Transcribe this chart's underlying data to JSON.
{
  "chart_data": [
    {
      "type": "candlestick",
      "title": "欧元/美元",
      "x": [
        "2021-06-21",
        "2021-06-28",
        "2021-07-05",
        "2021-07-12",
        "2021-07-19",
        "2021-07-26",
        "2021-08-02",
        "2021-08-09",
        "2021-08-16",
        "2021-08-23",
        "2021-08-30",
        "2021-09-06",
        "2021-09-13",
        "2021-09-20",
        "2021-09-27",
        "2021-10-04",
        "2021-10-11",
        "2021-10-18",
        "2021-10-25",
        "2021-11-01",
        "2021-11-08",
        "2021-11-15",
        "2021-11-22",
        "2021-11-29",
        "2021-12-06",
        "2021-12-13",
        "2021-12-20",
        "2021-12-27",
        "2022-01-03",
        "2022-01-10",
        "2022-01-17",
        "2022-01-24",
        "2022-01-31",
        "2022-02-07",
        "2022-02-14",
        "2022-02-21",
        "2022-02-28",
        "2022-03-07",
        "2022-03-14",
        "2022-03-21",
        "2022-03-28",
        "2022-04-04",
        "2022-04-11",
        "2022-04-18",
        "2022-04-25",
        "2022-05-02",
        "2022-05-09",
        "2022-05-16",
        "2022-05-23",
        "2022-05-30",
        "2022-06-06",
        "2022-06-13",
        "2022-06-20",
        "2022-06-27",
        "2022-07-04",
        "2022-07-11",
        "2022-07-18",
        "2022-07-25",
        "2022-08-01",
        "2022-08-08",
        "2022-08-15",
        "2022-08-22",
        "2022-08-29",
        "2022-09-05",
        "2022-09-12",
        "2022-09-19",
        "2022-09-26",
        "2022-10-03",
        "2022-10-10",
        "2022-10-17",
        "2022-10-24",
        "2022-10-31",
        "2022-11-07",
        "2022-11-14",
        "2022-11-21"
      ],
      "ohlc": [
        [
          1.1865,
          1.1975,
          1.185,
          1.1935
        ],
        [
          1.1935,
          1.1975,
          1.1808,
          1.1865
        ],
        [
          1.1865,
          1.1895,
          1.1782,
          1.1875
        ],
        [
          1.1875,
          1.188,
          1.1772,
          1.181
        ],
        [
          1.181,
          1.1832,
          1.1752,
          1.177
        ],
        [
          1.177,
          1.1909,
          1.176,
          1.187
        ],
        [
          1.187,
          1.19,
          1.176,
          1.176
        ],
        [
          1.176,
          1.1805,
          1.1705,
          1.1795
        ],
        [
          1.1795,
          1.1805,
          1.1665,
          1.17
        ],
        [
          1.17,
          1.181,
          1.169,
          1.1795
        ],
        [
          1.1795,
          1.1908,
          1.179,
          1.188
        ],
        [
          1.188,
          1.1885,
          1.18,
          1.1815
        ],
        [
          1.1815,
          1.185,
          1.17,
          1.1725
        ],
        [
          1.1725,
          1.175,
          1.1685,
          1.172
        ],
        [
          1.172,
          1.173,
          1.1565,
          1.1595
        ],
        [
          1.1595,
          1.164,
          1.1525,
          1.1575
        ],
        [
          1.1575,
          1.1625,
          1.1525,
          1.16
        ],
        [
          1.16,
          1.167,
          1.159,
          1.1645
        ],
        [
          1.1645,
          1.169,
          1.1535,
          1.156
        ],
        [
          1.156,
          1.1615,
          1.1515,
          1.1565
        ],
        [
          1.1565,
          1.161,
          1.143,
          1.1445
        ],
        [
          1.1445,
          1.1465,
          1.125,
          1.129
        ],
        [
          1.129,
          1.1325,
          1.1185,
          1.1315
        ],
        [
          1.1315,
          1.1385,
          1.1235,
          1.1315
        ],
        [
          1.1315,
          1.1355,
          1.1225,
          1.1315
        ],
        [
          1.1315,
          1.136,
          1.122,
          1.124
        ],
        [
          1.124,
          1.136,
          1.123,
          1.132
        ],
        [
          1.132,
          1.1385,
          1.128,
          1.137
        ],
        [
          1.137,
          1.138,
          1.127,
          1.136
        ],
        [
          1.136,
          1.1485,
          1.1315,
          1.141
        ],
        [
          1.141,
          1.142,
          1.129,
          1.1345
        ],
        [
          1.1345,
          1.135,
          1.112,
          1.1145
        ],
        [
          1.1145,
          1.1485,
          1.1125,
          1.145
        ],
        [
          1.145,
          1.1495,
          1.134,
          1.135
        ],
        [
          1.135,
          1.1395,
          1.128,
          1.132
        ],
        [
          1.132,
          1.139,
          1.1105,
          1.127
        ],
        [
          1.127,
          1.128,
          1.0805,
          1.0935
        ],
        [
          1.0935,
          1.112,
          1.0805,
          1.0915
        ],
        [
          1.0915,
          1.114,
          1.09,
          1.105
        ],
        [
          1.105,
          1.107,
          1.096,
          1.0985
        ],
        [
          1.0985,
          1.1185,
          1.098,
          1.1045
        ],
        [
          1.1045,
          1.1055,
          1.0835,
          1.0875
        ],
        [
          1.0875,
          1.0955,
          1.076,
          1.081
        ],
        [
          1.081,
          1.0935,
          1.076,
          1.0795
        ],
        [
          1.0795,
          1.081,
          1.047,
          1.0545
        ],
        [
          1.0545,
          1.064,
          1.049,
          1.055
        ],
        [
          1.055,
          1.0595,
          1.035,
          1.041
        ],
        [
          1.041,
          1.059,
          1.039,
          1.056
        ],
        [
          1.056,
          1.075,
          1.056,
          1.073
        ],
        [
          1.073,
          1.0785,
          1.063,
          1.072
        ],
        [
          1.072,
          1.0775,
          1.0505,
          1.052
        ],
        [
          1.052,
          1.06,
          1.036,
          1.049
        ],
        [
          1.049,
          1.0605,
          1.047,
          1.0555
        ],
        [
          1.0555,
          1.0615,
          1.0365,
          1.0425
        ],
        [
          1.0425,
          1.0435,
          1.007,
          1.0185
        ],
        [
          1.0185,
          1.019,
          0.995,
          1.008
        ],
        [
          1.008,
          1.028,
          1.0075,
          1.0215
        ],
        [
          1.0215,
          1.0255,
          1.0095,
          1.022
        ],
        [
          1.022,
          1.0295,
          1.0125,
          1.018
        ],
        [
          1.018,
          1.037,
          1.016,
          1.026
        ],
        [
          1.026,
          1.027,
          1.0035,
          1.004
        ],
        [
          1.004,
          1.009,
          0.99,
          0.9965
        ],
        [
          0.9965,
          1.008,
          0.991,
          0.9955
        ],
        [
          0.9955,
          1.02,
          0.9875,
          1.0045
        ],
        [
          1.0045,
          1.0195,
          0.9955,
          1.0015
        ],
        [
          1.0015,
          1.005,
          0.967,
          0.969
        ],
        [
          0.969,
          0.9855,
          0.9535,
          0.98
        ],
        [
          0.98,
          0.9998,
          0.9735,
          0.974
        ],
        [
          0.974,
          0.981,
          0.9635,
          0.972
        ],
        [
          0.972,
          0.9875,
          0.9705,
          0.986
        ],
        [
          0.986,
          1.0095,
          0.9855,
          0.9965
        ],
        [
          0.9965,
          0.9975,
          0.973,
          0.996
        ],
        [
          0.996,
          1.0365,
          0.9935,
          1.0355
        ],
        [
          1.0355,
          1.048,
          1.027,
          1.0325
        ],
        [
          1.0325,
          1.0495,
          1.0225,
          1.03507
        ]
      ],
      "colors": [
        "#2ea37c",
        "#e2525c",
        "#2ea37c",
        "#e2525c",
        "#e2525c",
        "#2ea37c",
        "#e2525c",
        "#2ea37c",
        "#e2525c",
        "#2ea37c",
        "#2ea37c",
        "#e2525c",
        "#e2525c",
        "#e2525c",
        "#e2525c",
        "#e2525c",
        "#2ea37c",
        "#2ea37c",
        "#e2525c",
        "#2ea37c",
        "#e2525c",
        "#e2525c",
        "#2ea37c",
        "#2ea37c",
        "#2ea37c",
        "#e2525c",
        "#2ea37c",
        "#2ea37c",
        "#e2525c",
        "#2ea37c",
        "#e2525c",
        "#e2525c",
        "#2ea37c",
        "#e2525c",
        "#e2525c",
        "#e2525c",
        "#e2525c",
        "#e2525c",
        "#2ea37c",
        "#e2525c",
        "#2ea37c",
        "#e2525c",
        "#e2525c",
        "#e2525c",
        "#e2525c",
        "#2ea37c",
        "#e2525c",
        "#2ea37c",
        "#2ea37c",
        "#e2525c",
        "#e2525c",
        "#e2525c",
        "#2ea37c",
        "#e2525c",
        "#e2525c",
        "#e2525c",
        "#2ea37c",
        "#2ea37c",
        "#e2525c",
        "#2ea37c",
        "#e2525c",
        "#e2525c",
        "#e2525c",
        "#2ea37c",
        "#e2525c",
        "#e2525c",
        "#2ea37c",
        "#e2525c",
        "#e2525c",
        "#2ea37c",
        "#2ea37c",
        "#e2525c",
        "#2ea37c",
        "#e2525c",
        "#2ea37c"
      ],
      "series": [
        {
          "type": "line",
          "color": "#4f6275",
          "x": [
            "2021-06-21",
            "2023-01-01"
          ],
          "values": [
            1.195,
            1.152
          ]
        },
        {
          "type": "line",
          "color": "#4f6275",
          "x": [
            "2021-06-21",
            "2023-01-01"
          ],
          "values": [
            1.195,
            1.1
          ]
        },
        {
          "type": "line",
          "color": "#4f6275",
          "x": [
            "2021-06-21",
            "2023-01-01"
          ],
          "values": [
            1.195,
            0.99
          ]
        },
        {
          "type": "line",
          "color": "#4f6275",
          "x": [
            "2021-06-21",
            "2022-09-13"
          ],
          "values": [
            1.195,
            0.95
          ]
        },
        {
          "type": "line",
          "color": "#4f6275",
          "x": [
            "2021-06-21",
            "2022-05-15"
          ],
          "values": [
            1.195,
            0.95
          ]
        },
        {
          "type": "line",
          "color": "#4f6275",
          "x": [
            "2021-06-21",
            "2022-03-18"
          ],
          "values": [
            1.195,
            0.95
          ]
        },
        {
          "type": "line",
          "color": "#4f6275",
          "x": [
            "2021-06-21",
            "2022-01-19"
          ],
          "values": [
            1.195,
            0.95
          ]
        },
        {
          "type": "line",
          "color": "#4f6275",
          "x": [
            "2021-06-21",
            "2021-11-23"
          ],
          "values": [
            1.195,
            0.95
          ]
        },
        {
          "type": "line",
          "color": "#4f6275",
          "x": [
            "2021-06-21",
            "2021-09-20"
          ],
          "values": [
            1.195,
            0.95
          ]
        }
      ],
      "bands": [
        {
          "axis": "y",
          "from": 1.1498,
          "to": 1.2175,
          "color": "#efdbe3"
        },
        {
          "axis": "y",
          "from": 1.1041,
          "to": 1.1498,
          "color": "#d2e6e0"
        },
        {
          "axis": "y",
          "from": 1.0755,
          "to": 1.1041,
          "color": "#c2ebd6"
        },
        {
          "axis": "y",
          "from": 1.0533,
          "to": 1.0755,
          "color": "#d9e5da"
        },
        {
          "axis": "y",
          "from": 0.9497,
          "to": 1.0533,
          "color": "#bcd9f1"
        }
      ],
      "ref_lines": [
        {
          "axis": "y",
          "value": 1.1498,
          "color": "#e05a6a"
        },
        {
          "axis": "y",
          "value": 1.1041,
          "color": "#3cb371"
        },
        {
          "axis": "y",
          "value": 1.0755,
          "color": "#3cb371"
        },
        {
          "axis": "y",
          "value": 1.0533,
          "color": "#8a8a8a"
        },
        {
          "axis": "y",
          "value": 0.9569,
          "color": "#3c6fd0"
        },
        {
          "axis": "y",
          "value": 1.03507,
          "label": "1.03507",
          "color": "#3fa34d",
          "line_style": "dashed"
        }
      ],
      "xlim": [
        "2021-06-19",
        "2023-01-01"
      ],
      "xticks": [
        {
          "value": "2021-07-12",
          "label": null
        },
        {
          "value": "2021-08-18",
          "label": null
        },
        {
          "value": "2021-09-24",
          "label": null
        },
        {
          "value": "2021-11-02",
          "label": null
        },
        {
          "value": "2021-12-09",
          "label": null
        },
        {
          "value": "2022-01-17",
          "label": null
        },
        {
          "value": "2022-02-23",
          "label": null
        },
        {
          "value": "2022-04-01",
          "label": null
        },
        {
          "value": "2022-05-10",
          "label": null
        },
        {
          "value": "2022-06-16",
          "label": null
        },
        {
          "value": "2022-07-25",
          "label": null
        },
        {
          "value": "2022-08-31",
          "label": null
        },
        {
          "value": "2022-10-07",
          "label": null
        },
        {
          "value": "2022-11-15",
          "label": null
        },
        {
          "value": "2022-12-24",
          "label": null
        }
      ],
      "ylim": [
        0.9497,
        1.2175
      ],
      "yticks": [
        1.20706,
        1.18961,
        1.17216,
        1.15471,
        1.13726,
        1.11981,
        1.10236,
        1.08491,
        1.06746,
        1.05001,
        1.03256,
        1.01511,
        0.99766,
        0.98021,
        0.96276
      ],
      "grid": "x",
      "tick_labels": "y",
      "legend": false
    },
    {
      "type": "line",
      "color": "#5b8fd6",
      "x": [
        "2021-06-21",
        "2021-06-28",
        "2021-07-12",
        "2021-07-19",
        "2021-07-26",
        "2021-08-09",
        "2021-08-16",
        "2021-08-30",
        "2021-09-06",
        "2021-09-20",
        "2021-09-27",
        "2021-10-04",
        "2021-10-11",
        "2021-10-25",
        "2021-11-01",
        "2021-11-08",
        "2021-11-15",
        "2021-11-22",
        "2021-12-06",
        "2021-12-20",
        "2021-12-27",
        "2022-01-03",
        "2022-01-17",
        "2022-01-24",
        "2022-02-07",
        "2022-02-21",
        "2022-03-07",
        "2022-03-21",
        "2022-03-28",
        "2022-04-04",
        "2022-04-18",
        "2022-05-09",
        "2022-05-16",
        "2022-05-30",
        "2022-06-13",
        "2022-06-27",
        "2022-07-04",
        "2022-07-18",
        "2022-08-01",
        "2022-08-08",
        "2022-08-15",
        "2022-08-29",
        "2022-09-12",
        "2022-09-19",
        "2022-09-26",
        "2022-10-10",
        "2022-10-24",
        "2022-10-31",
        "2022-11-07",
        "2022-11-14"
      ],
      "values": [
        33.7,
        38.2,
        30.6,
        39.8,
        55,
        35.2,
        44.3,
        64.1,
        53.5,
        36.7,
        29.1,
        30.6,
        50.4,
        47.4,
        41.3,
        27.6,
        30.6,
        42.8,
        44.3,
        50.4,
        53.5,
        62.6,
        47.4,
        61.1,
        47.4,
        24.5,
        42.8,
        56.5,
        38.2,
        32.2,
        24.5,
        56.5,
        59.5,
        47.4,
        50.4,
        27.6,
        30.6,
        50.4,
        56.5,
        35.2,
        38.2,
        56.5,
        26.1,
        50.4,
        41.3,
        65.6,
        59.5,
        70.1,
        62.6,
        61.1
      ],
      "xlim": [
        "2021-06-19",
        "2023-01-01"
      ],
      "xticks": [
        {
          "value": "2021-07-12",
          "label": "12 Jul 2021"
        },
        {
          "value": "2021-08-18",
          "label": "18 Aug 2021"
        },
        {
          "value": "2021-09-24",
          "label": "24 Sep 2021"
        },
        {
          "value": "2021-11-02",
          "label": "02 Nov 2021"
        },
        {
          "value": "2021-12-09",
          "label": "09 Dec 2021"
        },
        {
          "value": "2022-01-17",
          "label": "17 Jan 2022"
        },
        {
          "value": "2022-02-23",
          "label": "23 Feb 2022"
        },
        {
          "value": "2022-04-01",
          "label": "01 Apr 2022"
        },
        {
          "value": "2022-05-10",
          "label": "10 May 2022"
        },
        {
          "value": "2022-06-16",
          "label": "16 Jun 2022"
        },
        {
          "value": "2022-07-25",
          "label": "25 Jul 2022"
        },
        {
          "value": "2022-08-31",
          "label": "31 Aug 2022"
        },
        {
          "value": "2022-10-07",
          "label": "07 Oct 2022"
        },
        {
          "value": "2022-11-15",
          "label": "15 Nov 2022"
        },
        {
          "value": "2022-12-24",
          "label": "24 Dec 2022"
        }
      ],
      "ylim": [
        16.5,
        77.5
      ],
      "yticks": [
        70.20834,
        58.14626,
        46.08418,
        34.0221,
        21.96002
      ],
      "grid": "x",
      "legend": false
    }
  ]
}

## Set exercise
Look for "from" and pull out every line that has it.

## Final answer
          "from": 1.1498,
          "from": 1.1041,
          "from": 1.0755,
          "from": 1.0533,
          "from": 0.9497,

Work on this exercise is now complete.